> **YOUR OBJECTIVE**:
All entries below must be given again word for word.

> **DATA IN THIS EXERCISE**:

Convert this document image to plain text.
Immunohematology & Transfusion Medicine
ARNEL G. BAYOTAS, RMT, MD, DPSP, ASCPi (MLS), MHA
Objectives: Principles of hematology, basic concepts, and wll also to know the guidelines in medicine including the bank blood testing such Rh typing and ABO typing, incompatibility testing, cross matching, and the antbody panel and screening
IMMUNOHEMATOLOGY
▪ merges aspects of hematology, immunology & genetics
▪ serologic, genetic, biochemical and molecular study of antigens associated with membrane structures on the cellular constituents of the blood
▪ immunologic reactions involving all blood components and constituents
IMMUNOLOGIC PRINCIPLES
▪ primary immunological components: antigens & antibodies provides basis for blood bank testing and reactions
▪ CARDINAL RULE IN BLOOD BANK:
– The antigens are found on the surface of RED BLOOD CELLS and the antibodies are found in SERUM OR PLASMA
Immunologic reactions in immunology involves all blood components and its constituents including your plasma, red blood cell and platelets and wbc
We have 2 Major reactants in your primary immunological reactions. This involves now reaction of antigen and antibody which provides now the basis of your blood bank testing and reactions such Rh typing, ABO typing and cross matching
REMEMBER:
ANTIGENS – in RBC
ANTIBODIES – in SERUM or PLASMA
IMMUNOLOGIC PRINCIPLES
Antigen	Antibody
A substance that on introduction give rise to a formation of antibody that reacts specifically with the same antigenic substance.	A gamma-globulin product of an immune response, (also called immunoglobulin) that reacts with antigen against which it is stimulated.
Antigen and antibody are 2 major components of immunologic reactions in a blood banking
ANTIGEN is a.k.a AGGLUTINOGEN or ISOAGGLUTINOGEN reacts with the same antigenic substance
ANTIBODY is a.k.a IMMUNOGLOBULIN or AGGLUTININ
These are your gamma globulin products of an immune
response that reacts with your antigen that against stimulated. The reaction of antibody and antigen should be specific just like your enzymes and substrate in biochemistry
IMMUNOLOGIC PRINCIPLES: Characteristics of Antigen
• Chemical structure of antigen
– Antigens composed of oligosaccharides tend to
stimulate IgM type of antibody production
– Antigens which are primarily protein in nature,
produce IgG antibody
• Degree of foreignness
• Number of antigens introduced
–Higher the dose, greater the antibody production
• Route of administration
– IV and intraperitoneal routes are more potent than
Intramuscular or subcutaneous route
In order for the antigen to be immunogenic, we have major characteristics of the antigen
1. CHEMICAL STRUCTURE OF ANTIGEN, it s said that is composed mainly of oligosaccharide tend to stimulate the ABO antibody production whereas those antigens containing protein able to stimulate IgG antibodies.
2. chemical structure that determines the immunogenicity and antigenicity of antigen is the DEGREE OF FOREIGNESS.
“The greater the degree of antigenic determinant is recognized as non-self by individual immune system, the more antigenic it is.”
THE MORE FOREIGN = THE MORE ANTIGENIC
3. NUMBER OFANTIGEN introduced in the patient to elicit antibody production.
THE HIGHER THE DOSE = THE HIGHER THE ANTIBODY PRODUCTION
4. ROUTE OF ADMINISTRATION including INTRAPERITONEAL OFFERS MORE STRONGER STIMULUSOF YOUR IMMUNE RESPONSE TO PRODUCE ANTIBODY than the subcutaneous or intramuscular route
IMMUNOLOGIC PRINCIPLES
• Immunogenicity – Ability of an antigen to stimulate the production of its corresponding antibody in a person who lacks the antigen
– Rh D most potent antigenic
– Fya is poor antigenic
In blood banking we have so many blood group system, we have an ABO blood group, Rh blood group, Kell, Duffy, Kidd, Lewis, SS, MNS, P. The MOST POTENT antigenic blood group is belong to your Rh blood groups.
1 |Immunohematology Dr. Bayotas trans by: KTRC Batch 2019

> **RESPONSE TO THIS TASK**:
Convert this document image to plain text.
Immunohematology & Transfusion Medicine
ARNEL G. BAYOTAS, RMT, MD, DPSP, ASCPi (MLS), MHA
Objectives: Principles of hematology, basic concepts, and wll also to know the guidelines in medicine including the bank blood testing such Rh typing and ABO typing, incompatibility testing, cross matching, and the antbody panel and screening
IMMUNOHEMATOLOGY
▪ merges aspects of hematology, immunology & genetics
▪ serologic, genetic, biochemical and molecular study of antigens associated with membrane structures on the cellular constituents of the blood
▪ immunologic reactions involving all blood components and constituents
IMMUNOLOGIC PRINCIPLES
▪ primary immunological components: antigens & antibodies provides basis for blood bank testing and reactions
▪ CARDINAL RULE IN BLOOD BANK:
– The antigens are found on the surface of RED BLOOD CELLS and the antibodies are found in SERUM OR PLASMA
Immunologic reactions in immunology involves all blood components and its constituents including your plasma, red blood cell and platelets and wbc
We have 2 Major reactants in your primary immunological reactions. This involves now reaction of antigen and antibody which provides now the basis of your blood bank testing and reactions such Rh typing, ABO typing and cross matching
REMEMBER:
ANTIGENS – in RBC
ANTIBODIES – in SERUM or PLASMA
IMMUNOLOGIC PRINCIPLES
Antigen	Antibody
A substance that on introduction give rise to a formation of antibody that reacts specifically with the same antigenic substance.	A gamma-globulin product of an immune response, (also called immunoglobulin) that reacts with antigen against which it is stimulated.
Antigen and antibody are 2 major components of immunologic reactions in a blood banking
ANTIGEN is a.k.a AGGLUTINOGEN or ISOAGGLUTINOGEN reacts with the same antigenic substance
ANTIBODY is a.k.a IMMUNOGLOBULIN or AGGLUTININ
These are your gamma globulin products of an immune
response that reacts with your antigen that against stimulated. The reaction of antibody and antigen should be specific just like your enzymes and substrate in biochemistry
IMMUNOLOGIC PRINCIPLES: Characteristics of Antigen
• Chemical structure of antigen
– Antigens composed of oligosaccharides tend to
stimulate IgM type of antibody production
– Antigens which are primarily protein in nature,
produce IgG antibody
• Degree of foreignness
• Number of antigens introduced
–Higher the dose, greater the antibody production
• Route of administration
– IV and intraperitoneal routes are more potent than
Intramuscular or subcutaneous route
In order for the antigen to be immunogenic, we have major characteristics of the antigen
1. CHEMICAL STRUCTURE OF ANTIGEN, it s said that is composed mainly of oligosaccharide tend to stimulate the ABO antibody production whereas those antigens containing protein able to stimulate IgG antibodies.
2. chemical structure that determines the immunogenicity and antigenicity of antigen is the DEGREE OF FOREIGNESS.
“The greater the degree of antigenic determinant is recognized as non-self by individual immune system, the more antigenic it is.”
THE MORE FOREIGN = THE MORE ANTIGENIC
3. NUMBER OFANTIGEN introduced in the patient to elicit antibody production.
THE HIGHER THE DOSE = THE HIGHER THE ANTIBODY PRODUCTION
4. ROUTE OF ADMINISTRATION including INTRAPERITONEAL OFFERS MORE STRONGER STIMULUSOF YOUR IMMUNE RESPONSE TO PRODUCE ANTIBODY than the subcutaneous or intramuscular route
IMMUNOLOGIC PRINCIPLES
• Immunogenicity – Ability of an antigen to stimulate the production of its corresponding antibody in a person who lacks the antigen
– Rh D most potent antigenic
– Fya is poor antigenic
In blood banking we have so many blood group system, we have an ABO blood group, Rh blood group, Kell, Duffy, Kidd, Lewis, SS, MNS, P. The MOST POTENT antigenic blood group is belong to your Rh blood groups.
1 |Immunohematology Dr. Bayotas trans by: KTRC Batch 2019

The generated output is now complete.